> What is required: Your task is to output the data exactly as it stands.

(Data records)
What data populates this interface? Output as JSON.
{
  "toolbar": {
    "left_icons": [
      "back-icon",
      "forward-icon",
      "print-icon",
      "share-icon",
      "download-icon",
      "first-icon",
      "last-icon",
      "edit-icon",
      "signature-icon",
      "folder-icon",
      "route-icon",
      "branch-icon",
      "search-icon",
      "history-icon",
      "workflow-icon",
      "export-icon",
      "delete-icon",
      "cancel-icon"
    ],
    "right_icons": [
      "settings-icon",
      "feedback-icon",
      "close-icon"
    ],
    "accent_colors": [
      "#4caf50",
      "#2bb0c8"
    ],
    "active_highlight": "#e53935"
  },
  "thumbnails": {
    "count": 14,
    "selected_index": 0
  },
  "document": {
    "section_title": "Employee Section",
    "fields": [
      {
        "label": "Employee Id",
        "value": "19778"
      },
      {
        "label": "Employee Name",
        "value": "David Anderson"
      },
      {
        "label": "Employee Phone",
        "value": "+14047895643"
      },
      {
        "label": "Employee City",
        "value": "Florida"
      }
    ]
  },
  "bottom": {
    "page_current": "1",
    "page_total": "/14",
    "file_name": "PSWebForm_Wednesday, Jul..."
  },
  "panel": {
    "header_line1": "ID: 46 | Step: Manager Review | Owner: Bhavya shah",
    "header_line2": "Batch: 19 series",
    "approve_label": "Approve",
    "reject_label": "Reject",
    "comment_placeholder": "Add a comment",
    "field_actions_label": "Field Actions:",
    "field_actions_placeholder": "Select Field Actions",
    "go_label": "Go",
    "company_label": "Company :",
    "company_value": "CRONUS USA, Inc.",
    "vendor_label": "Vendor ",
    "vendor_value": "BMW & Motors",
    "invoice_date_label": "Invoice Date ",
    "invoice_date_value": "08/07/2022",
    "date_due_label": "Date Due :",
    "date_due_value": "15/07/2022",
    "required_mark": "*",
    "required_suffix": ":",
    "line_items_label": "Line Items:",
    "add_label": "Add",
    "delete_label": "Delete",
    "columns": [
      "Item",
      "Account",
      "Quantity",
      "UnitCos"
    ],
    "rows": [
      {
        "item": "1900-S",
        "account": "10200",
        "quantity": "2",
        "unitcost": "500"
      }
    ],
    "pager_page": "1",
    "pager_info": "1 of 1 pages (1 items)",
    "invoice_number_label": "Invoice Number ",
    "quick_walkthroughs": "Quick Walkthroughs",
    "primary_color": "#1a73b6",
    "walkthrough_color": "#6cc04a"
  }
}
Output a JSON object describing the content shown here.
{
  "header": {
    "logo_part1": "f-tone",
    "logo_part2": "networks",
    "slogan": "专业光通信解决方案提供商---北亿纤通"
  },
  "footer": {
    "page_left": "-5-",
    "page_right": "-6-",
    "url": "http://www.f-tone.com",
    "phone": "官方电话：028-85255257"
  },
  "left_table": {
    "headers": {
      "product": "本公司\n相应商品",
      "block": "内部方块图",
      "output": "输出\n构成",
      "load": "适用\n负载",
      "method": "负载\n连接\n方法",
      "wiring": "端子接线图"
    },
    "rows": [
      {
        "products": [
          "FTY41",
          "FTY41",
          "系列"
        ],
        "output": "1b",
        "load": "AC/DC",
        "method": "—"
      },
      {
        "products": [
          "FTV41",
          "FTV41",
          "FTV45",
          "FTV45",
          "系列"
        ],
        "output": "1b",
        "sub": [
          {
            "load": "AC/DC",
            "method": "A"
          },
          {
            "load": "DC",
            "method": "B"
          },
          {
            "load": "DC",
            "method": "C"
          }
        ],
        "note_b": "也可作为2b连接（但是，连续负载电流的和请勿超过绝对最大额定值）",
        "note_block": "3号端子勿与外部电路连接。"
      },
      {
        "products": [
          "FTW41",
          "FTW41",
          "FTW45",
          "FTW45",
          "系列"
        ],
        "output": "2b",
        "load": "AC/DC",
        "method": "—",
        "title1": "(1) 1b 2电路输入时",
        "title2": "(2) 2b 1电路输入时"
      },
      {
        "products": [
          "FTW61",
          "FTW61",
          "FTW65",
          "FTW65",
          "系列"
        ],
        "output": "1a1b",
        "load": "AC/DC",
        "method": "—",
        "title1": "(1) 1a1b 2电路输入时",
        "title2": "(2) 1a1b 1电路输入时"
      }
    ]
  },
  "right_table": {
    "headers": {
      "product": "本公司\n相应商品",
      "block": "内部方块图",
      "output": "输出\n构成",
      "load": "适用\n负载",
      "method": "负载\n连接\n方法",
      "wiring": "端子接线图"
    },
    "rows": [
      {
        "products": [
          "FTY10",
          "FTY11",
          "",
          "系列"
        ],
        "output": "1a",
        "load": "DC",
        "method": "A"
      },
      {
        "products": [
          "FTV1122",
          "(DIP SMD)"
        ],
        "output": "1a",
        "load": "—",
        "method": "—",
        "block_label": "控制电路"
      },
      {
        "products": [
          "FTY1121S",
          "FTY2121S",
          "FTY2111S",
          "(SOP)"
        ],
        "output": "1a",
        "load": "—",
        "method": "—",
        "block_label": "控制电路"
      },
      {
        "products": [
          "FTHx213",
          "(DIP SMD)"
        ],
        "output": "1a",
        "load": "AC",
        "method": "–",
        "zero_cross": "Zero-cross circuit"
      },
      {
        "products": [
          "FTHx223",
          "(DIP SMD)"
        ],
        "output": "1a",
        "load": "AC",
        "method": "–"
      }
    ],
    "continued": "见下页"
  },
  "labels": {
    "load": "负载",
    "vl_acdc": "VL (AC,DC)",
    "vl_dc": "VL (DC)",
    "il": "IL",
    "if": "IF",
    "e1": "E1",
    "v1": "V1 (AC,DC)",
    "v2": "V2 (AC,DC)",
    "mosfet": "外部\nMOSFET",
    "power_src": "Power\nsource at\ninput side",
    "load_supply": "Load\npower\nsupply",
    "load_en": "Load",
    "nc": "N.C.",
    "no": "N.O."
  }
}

> In response:
What data populates this interface? Output as JSON.
{
  "toolbar": {
    "left_icons": [
      "back-icon",
      "forward-icon",
      "print-icon",
      "share-icon",
      "download-icon",
      "first-icon",
      "last-icon",
      "edit-icon",
      "signature-icon",
      "folder-icon",
      "route-icon",
      "branch-icon",
      "search-icon",
      "history-icon",
      "workflow-icon",
      "export-icon",
      "delete-icon",
      "cancel-icon"
    ],
    "right_icons": [
      "settings-icon",
      "feedback-icon",
      "close-icon"
    ],
    "accent_colors": [
      "#4caf50",
      "#2bb0c8"
    ],
    "active_highlight": "#e53935"
  },
  "thumbnails": {
    "count": 14,
    "selected_index": 0
  },
  "document": {
    "section_title": "Employee Section",
    "fields": [
      {
        "label": "Employee Id",
        "value": "19778"
      },
      {
        "label": "Employee Name",
        "value": "David Anderson"
      },
      {
        "label": "Employee Phone",
        "value": "+14047895643"
      },
      {
        "label": "Employee City",
        "value": "Florida"
      }
    ]
  },
  "bottom": {
    "page_current": "1",
    "page_total": "/14",
    "file_name": "PSWebForm_Wednesday, Jul..."
  },
  "panel": {
    "header_line1": "ID: 46 | Step: Manager Review | Owner: Bhavya shah",
    "header_line2": "Batch: 19 series",
    "approve_label": "Approve",
    "reject_label": "Reject",
    "comment_placeholder": "Add a comment",
    "field_actions_label": "Field Actions:",
    "field_actions_placeholder": "Select Field Actions",
    "go_label": "Go",
    "company_label": "Company :",
    "company_value": "CRONUS USA, Inc.",
    "vendor_label": "Vendor ",
    "vendor_value": "BMW & Motors",
    "invoice_date_label": "Invoice Date ",
    "invoice_date_value": "08/07/2022",
    "date_due_label": "Date Due :",
    "date_due_value": "15/07/2022",
    "required_mark": "*",
    "required_suffix": ":",
    "line_items_label": "Line Items:",
    "add_label": "Add",
    "delete_label": "Delete",
    "columns": [
      "Item",
      "Account",
      "Quantity",
      "UnitCos"
    ],
    "rows": [
      {
        "item": "1900-S",
        "account": "10200",
        "quantity": "2",
        "unitcost": "500"
      }
    ],
    "pager_page": "1",
    "pager_info": "1 of 1 pages (1 items)",
    "invoice_number_label": "Invoice Number ",
    "quick_walkthroughs": "Quick Walkthroughs",
    "primary_color": "#1a73b6",
    "walkthrough_color": "#6cc04a"
  }
}
Output a JSON object describing the content shown here.
{
  "header": {
    "logo_part1": "f-tone",
    "logo_part2": "networks",
    "slogan": "专业光通信解决方案提供商---北亿纤通"
  },
  "footer": {
    "page_left": "-5-",
    "page_right": "-6-",
    "url": "http://www.f-tone.com",
    "phone": "官方电话：028-85255257"
  },
  "left_table": {
    "headers": {
      "product": "本公司\n相应商品",
      "block": "内部方块图",
      "output": "输出\n构成",
      "load": "适用\n负载",
      "method": "负载\n连接\n方法",
      "wiring": "端子接线图"
    },
    "rows": [
      {
        "products": [
          "FTY41",
          "FTY41",
          "系列"
        ],
        "output": "1b",
        "load": "AC/DC",
        "method": "—"
      },
      {
        "products": [
          "FTV41",
          "FTV41",
          "FTV45",
          "FTV45",
          "系列"
        ],
        "output": "1b",
        "sub": [
          {
            "load": "AC/DC",
            "method": "A"
          },
          {
            "load": "DC",
            "method": "B"
          },
          {
            "load": "DC",
            "method": "C"
          }
        ],
        "note_b": "也可作为2b连接（但是，连续负载电流的和请勿超过绝对最大额定值）",
        "note_block": "3号端子勿与外部电路连接。"
      },
      {
        "products": [
          "FTW41",
          "FTW41",
          "FTW45",
          "FTW45",
          "系列"
        ],
        "output": "2b",
        "load": "AC/DC",
        "method": "—",
        "title1": "(1) 1b 2电路输入时",
        "title2": "(2) 2b 1电路输入时"
      },
      {
        "products": [
          "FTW61",
          "FTW61",
          "FTW65",
          "FTW65",
          "系列"
        ],
        "output": "1a1b",
        "load": "AC/DC",
        "method": "—",
        "title1": "(1) 1a1b 2电路输入时",
        "title2": "(2) 1a1b 1电路输入时"
      }
    ]
  },
  "right_table": {
    "headers": {
      "product": "本公司\n相应商品",
      "block": "内部方块图",
      "output": "输出\n构成",
      "load": "适用\n负载",
      "method": "负载\n连接\n方法",
      "wiring": "端子接线图"
    },
    "rows": [
      {
        "products": [
          "FTY10",
          "FTY11",
          "",
          "系列"
        ],
        "output": "1a",
        "load": "DC",
        "method": "A"
      },
      {
        "products": [
          "FTV1122",
          "(DIP SMD)"
        ],
        "output": "1a",
        "load": "—",
        "method": "—",
        "block_label": "控制电路"
      },
      {
        "products": [
          "FTY1121S",
          "FTY2121S",
          "FTY2111S",
          "(SOP)"
        ],
        "output": "1a",
        "load": "—",
        "method": "—",
        "block_label": "控制电路"
      },
      {
        "products": [
          "FTHx213",
          "(DIP SMD)"
        ],
        "output": "1a",
        "load": "AC",
        "method": "–",
        "zero_cross": "Zero-cross circuit"
      },
      {
        "products": [
          "FTHx223",
          "(DIP SMD)"
        ],
        "output": "1a",
        "load": "AC",
        "method": "–"
      }
    ],
    "continued": "见下页"
  },
  "labels": {
    "load": "负载",
    "vl_acdc": "VL (AC,DC)",
    "vl_dc": "VL (DC)",
    "il": "IL",
    "if": "IF",
    "e1": "E1",
    "v1": "V1 (AC,DC)",
    "v2": "V2 (AC,DC)",
    "mosfet": "外部\nMOSFET",
    "power_src": "Power\nsource at\ninput side",
    "load_supply": "Load\npower\nsupply",
    "load_en": "Load",
    "nc": "N.C.",
    "no": "N.O."
  }
}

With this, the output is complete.